#### Goal 1:
Which three classical engineering problem-solving methods does the FEA introduction list?
#### Goal 2:
Reproduce the part of the FEA introduction that begins at the words "Different Numerical Methods" and stops after "periphery is considered.".

#### Passage provided:
FEA- Introduction

Hello Everyone,

before start 'FEA Introduction', we will discuss Engineering problem-solving method. generally, three classical engineering problem-solving methods.

1) Analytical 2) Numerical 3) Experimental

Different Numerical Methods

• Finite Element Method(FEA):- The Finite Element Method is a popular numerical technique used to determine the approximated solution for a partial differential equation (PDE). Applications- Static & Dynamic Structural, Fatigue, Thermal, Buckling analysis
• Boundary Element Method(BEM):- Powerful and efficient technique to solve acoustics or NVH problems. just like FEA, it also requires node & elements, but it only considers the outer boundary of the domain. so when the problem is of a VOLUME, only the outer surfaces are considered. if the domain is of an AREA, then only the outer periphery is considered.

Lines of data:
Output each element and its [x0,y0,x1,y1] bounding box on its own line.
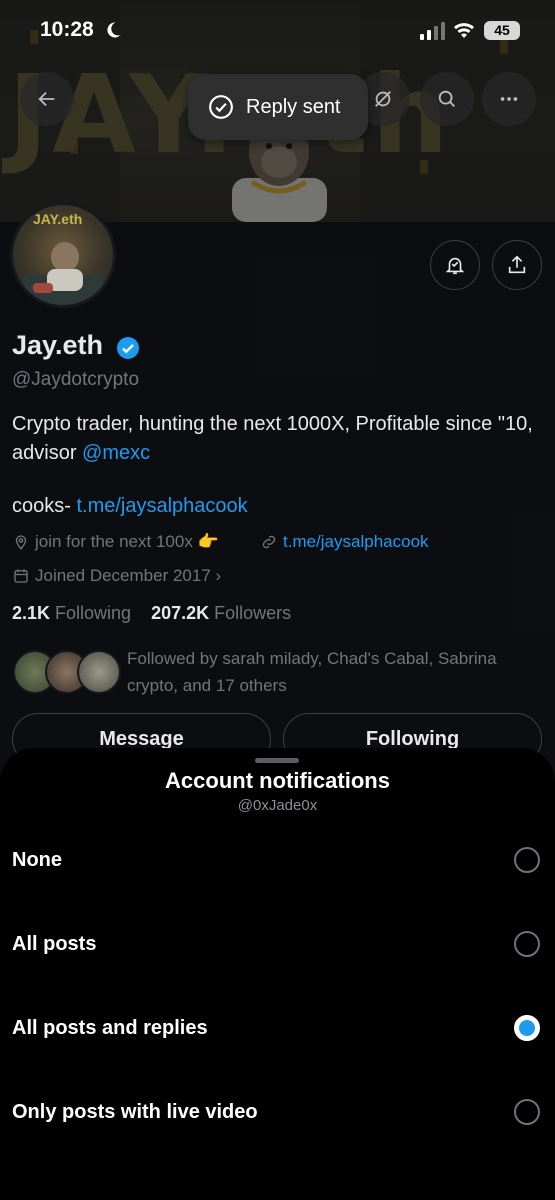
followers-label: Followers [209,603,292,623]
verified-badge-icon[interactable] [116,336,140,360]
search-icon [438,90,455,107]
profile-bio: Crypto trader, hunting the next 1000X, P… [12,410,542,468]
followers-count: 207.2K [151,603,210,623]
bio-cooks-line: cooks- t.me/jaysalphacook [12,495,248,518]
radio-button[interactable] [514,847,540,873]
profile-joined[interactable]: Joined December 2017 › [12,566,221,586]
cellular-signal-icon [420,22,445,40]
cooks-prefix: cooks- [12,495,77,517]
followed-by-text[interactable]: Followed by sarah milady, Chad's Cabal, … [127,645,537,699]
reply-sent-toast: Reply sent [188,74,368,140]
sheet-title: Account notifications [165,768,390,793]
more-dots-icon [500,97,518,101]
option-label: Only posts with live video [12,1101,258,1123]
bell-check-icon [445,257,465,275]
sheet-subtitle: @0xJade0x [237,797,318,814]
option-all-posts-and-replies[interactable]: All posts and replies [0,986,555,1070]
option-label: All posts [12,933,97,955]
location-text: join for the next 100x 👉 [35,532,219,551]
website-link[interactable]: t.me/jaysalphacook [283,532,429,552]
clock: 10:28 [40,18,94,41]
cooks-link[interactable]: t.me/jaysalphacook [76,495,247,517]
link-icon [262,535,276,549]
share-icon [508,255,526,274]
bio-mention-link[interactable]: @mexc [82,442,150,464]
option-label: None [12,849,62,871]
account-notifications-sheet: Account notifications @0xJade0x None All… [0,748,555,1200]
option-label: All posts and replies [12,1017,208,1039]
profile-avatar[interactable]: JAY.eth [10,202,116,308]
back-arrow-icon [38,91,55,107]
battery-indicator: 45 [484,21,520,40]
avatar-figure [23,242,103,305]
follower-avatar [77,650,121,694]
status-bar: 10:28 45 [0,0,555,62]
toast-text: Reply sent [246,95,341,118]
search-button[interactable] [420,72,474,126]
back-button[interactable] [20,72,74,126]
profile-location: join for the next 100x 👉 [12,532,219,552]
moon-icon [107,22,121,38]
location-pin-icon [15,535,27,550]
joined-text: Joined December 2017 › [35,566,222,585]
check-circle-icon [209,95,233,119]
profile-website[interactable]: t.me/jaysalphacook [260,532,429,552]
more-button[interactable] [482,72,536,126]
radio-button[interactable] [514,931,540,957]
profile-stats: 2.1K Following 207.2K Followers [12,603,291,624]
following-stat[interactable]: 2.1K Following [12,603,131,623]
following-count: 2.1K [12,603,51,623]
sheet-grabber[interactable] [255,758,299,763]
radio-button[interactable] [514,1099,540,1125]
notification-bell-button[interactable] [430,240,480,290]
following-label: Following [50,603,132,623]
calendar-icon [14,569,28,583]
profile-name: Jay.eth [12,330,104,360]
option-all-posts[interactable]: All posts [0,902,555,986]
share-button[interactable] [492,240,542,290]
wifi-icon [454,23,474,38]
profile-handle: @Jaydotcrypto [12,369,140,390]
grok-icon [375,91,391,107]
option-only-live-video[interactable]: Only posts with live video [0,1070,555,1154]
followers-stat[interactable]: 207.2K Followers [151,603,291,623]
radio-button-selected[interactable] [514,1015,540,1041]
option-none[interactable]: None [0,818,555,902]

#### Correct answer 1:
Analytical, numerical, and experimental.

#### Correct answer 2:
Different Numerical Methods

• Finite Element Method(FEA):- The Finite Element Method is a popular numerical technique used to determine the approximated solution for a partial differential equation (PDE). Applications- Static & Dynamic Structural, Fatigue, Thermal, Buckling analysis
• Boundary Element Method(BEM):- Powerful and efficient technique to solve acoustics or NVH problems. just like FEA, it also requires node & elements, but it only considers the outer boundary of the domain. so when the problem is of a VOLUME, only the outer surfaces are considered. if the domain is of an AREA, then only the outer periphery is considered.